## Data rows
^^^^^^^^^^^^^^^^
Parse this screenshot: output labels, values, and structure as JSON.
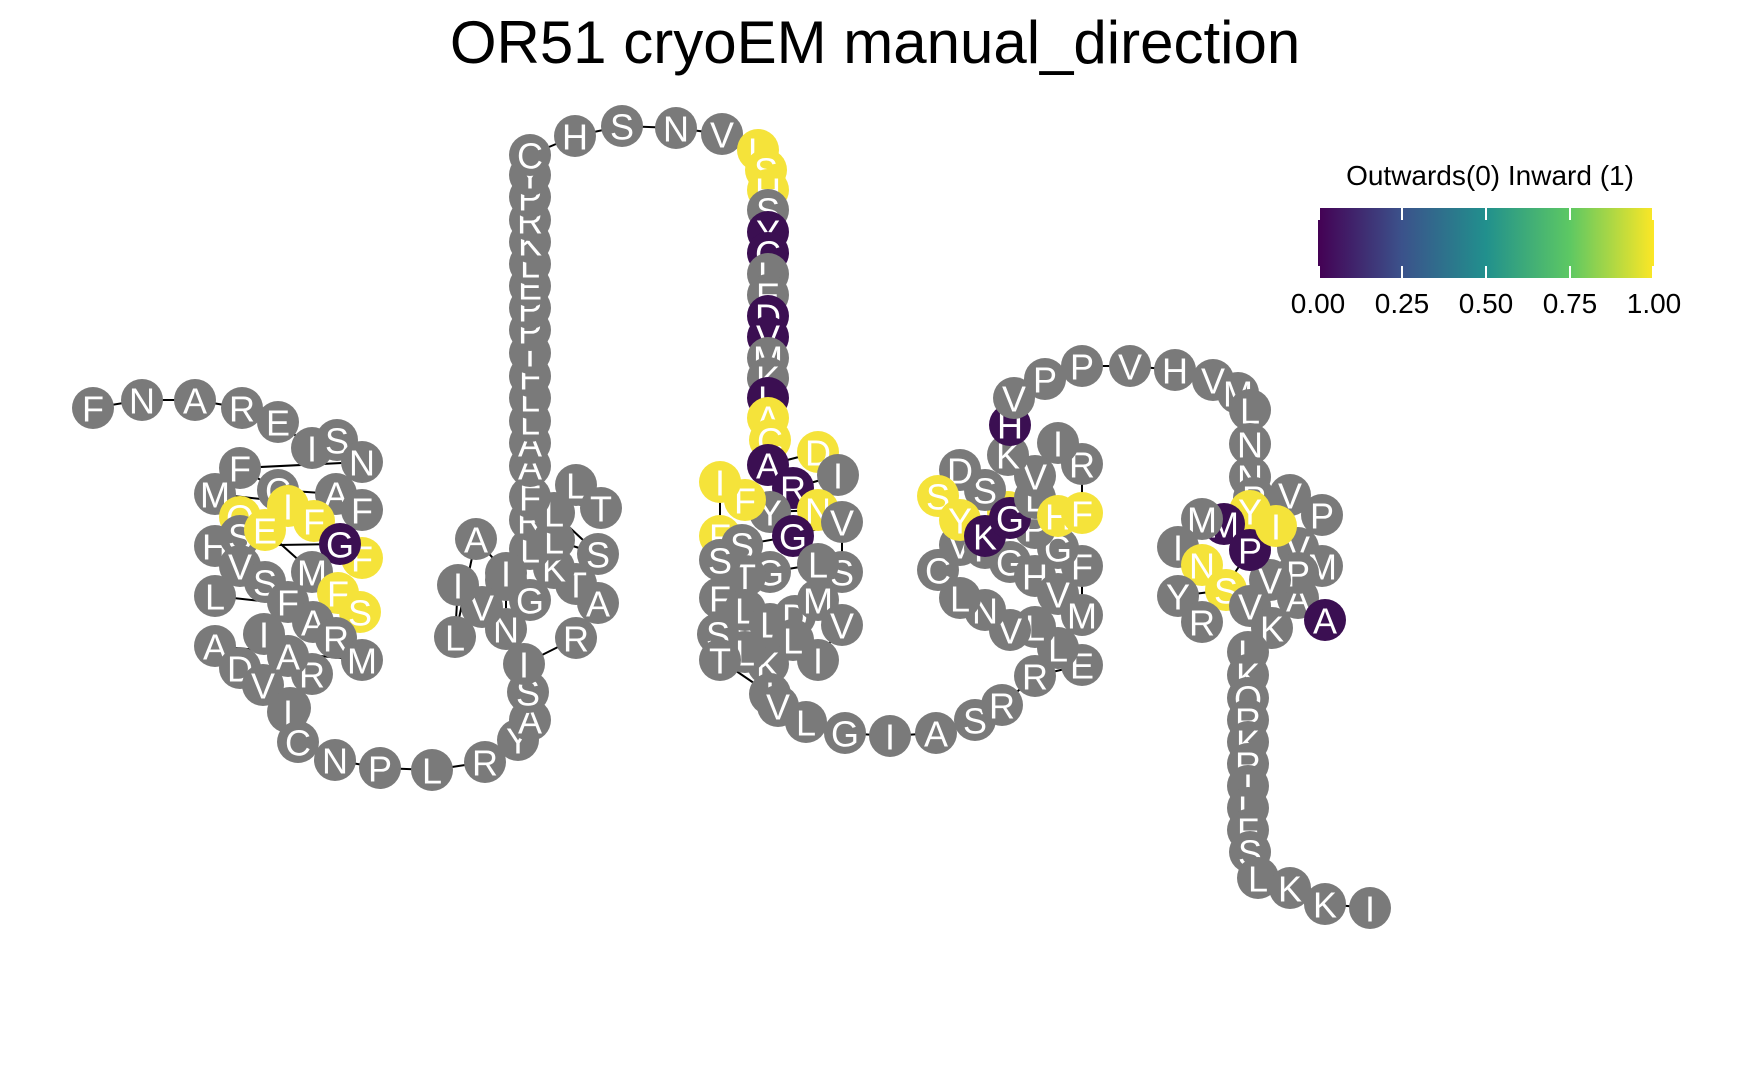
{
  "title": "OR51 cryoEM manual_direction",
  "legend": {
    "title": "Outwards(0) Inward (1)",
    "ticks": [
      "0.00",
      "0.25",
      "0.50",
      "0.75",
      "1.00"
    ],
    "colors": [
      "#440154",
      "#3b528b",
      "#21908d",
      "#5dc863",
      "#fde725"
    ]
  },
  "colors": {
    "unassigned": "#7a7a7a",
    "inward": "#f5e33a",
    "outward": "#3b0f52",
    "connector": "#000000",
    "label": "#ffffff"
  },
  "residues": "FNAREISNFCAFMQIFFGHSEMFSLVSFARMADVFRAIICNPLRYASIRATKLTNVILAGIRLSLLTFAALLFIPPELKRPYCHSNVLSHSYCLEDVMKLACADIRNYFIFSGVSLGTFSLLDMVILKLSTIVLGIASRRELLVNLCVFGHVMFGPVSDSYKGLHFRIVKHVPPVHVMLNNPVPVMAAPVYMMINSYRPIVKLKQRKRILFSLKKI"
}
^^^^^^^^^^^^^^^^
## Request
Look through the data above. Each line containing the word "title" needs to be copied.

## Solution for this exercise
  "title": "OR51 cryoEM manual_direction",
    "title": "Outwards(0) Inward (1)",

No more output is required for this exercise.